* [PROVIDED DATA]
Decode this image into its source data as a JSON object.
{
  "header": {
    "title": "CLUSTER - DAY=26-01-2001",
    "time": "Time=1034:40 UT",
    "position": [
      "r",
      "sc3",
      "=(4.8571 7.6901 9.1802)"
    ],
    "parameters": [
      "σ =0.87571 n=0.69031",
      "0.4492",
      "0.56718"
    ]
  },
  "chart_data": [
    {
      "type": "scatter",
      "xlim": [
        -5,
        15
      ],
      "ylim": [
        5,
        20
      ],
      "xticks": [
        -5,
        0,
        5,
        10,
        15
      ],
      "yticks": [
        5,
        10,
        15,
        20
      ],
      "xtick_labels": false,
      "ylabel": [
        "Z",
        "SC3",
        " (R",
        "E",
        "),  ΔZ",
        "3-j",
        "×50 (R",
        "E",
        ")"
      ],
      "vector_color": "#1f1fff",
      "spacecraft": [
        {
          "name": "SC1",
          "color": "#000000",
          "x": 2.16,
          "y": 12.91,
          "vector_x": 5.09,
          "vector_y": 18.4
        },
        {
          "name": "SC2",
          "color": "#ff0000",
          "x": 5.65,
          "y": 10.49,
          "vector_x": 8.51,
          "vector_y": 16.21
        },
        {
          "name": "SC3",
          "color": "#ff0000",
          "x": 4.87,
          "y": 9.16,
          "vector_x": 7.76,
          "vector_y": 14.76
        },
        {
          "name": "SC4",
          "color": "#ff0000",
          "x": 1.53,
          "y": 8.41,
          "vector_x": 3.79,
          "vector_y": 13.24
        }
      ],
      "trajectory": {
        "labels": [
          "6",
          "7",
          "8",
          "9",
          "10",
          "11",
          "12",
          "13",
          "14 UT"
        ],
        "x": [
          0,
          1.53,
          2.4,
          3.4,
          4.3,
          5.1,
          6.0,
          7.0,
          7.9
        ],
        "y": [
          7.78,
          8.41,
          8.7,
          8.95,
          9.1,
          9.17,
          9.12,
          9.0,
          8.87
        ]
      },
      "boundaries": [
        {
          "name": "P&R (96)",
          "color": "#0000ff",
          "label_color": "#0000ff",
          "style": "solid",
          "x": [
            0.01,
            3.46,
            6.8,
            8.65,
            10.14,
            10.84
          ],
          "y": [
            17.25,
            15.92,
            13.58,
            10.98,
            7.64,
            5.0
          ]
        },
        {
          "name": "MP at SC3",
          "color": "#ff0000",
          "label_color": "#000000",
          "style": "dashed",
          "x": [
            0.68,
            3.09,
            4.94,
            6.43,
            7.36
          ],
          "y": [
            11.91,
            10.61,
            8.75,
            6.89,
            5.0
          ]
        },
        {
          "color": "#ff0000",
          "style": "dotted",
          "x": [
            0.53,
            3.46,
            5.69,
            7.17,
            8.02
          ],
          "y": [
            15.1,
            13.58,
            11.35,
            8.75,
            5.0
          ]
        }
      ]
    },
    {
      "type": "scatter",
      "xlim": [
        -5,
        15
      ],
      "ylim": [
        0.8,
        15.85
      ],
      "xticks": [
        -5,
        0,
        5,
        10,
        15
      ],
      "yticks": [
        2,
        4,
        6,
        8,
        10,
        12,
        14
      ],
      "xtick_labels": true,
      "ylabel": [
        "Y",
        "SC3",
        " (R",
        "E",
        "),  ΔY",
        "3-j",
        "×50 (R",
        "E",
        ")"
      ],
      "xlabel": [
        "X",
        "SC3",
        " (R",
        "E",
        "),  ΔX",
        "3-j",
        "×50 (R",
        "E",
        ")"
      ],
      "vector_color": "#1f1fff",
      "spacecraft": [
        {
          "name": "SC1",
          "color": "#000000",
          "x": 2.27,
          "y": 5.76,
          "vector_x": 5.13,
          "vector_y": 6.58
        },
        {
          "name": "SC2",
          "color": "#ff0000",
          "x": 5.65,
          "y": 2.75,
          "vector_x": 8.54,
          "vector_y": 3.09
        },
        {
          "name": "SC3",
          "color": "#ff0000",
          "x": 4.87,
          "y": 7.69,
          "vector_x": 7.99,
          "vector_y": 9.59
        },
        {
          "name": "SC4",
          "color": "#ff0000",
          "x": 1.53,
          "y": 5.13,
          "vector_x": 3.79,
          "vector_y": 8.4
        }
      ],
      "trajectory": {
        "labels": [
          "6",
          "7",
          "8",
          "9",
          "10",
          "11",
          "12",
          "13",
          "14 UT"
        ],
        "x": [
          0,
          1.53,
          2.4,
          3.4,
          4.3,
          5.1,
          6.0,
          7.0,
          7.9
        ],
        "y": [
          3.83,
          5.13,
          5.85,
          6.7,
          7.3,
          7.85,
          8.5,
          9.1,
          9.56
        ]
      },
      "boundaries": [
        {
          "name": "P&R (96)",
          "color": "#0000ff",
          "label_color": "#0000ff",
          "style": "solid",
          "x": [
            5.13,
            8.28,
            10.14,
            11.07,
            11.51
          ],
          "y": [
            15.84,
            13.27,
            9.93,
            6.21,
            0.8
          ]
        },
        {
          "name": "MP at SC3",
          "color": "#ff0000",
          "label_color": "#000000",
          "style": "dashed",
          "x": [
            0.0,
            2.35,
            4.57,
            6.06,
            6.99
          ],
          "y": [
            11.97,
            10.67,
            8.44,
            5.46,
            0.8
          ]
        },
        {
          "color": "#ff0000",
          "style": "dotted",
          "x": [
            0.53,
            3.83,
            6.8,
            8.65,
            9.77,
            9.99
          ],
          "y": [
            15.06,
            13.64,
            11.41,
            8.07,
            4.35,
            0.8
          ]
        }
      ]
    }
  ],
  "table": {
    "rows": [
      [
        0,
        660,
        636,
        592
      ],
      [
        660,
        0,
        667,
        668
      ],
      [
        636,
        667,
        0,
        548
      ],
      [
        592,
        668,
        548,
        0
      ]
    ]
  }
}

* [TASK] Nothing should be left out: return all of the records exactly.

* [RESPONSE FOR THIS EXERCISE]
Decode this image into its source data as a JSON object.
{
  "header": {
    "title": "CLUSTER - DAY=26-01-2001",
    "time": "Time=1034:40 UT",
    "position": [
      "r",
      "sc3",
      "=(4.8571 7.6901 9.1802)"
    ],
    "parameters": [
      "σ =0.87571 n=0.69031",
      "0.4492",
      "0.56718"
    ]
  },
  "chart_data": [
    {
      "type": "scatter",
      "xlim": [
        -5,
        15
      ],
      "ylim": [
        5,
        20
      ],
      "xticks": [
        -5,
        0,
        5,
        10,
        15
      ],
      "yticks": [
        5,
        10,
        15,
        20
      ],
      "xtick_labels": false,
      "ylabel": [
        "Z",
        "SC3",
        " (R",
        "E",
        "),  ΔZ",
        "3-j",
        "×50 (R",
        "E",
        ")"
      ],
      "vector_color": "#1f1fff",
      "spacecraft": [
        {
          "name": "SC1",
          "color": "#000000",
          "x": 2.16,
          "y": 12.91,
          "vector_x": 5.09,
          "vector_y": 18.4
        },
        {
          "name": "SC2",
          "color": "#ff0000",
          "x": 5.65,
          "y": 10.49,
          "vector_x": 8.51,
          "vector_y": 16.21
        },
        {
          "name": "SC3",
          "color": "#ff0000",
          "x": 4.87,
          "y": 9.16,
          "vector_x": 7.76,
          "vector_y": 14.76
        },
        {
          "name": "SC4",
          "color": "#ff0000",
          "x": 1.53,
          "y": 8.41,
          "vector_x": 3.79,
          "vector_y": 13.24
        }
      ],
      "trajectory": {
        "labels": [
          "6",
          "7",
          "8",
          "9",
          "10",
          "11",
          "12",
          "13",
          "14 UT"
        ],
        "x": [
          0,
          1.53,
          2.4,
          3.4,
          4.3,
          5.1,
          6.0,
          7.0,
          7.9
        ],
        "y": [
          7.78,
          8.41,
          8.7,
          8.95,
          9.1,
          9.17,
          9.12,
          9.0,
          8.87
        ]
      },
      "boundaries": [
        {
          "name": "P&R (96)",
          "color": "#0000ff",
          "label_color": "#0000ff",
          "style": "solid",
          "x": [
            0.01,
            3.46,
            6.8,
            8.65,
            10.14,
            10.84
          ],
          "y": [
            17.25,
            15.92,
            13.58,
            10.98,
            7.64,
            5.0
          ]
        },
        {
          "name": "MP at SC3",
          "color": "#ff0000",
          "label_color": "#000000",
          "style": "dashed",
          "x": [
            0.68,
            3.09,
            4.94,
            6.43,
            7.36
          ],
          "y": [
            11.91,
            10.61,
            8.75,
            6.89,
            5.0
          ]
        },
        {
          "color": "#ff0000",
          "style": "dotted",
          "x": [
            0.53,
            3.46,
            5.69,
            7.17,
            8.02
          ],
          "y": [
            15.1,
            13.58,
            11.35,
            8.75,
            5.0
          ]
        }
      ]
    },
    {
      "type": "scatter",
      "xlim": [
        -5,
        15
      ],
      "ylim": [
        0.8,
        15.85
      ],
      "xticks": [
        -5,
        0,
        5,
        10,
        15
      ],
      "yticks": [
        2,
        4,
        6,
        8,
        10,
        12,
        14
      ],
      "xtick_labels": true,
      "ylabel": [
        "Y",
        "SC3",
        " (R",
        "E",
        "),  ΔY",
        "3-j",
        "×50 (R",
        "E",
        ")"
      ],
      "xlabel": [
        "X",
        "SC3",
        " (R",
        "E",
        "),  ΔX",
        "3-j",
        "×50 (R",
        "E",
        ")"
      ],
      "vector_color": "#1f1fff",
      "spacecraft": [
        {
          "name": "SC1",
          "color": "#000000",
          "x": 2.27,
          "y": 5.76,
          "vector_x": 5.13,
          "vector_y": 6.58
        },
        {
          "name": "SC2",
          "color": "#ff0000",
          "x": 5.65,
          "y": 2.75,
          "vector_x": 8.54,
          "vector_y": 3.09
        },
        {
          "name": "SC3",
          "color": "#ff0000",
          "x": 4.87,
          "y": 7.69,
          "vector_x": 7.99,
          "vector_y": 9.59
        },
        {
          "name": "SC4",
          "color": "#ff0000",
          "x": 1.53,
          "y": 5.13,
          "vector_x": 3.79,
          "vector_y": 8.4
        }
      ],
      "trajectory": {
        "labels": [
          "6",
          "7",
          "8",
          "9",
          "10",
          "11",
          "12",
          "13",
          "14 UT"
        ],
        "x": [
          0,
          1.53,
          2.4,
          3.4,
          4.3,
          5.1,
          6.0,
          7.0,
          7.9
        ],
        "y": [
          3.83,
          5.13,
          5.85,
          6.7,
          7.3,
          7.85,
          8.5,
          9.1,
          9.56
        ]
      },
      "boundaries": [
        {
          "name": "P&R (96)",
          "color": "#0000ff",
          "label_color": "#0000ff",
          "style": "solid",
          "x": [
            5.13,
            8.28,
            10.14,
            11.07,
            11.51
          ],
          "y": [
            15.84,
            13.27,
            9.93,
            6.21,
            0.8
          ]
        },
        {
          "name": "MP at SC3",
          "color": "#ff0000",
          "label_color": "#000000",
          "style": "dashed",
          "x": [
            0.0,
            2.35,
            4.57,
            6.06,
            6.99
          ],
          "y": [
            11.97,
            10.67,
            8.44,
            5.46,
            0.8
          ]
        },
        {
          "color": "#ff0000",
          "style": "dotted",
          "x": [
            0.53,
            3.83,
            6.8,
            8.65,
            9.77,
            9.99
          ],
          "y": [
            15.06,
            13.64,
            11.41,
            8.07,
            4.35,
            0.8
          ]
        }
      ]
    }
  ],
  "table": {
    "rows": [
      [
        0,
        660,
        636,
        592
      ],
      [
        660,
        0,
        667,
        668
      ],
      [
        636,
        667,
        0,
        548
      ],
      [
        592,
        668,
        548,
        0
      ]
    ]
  }
}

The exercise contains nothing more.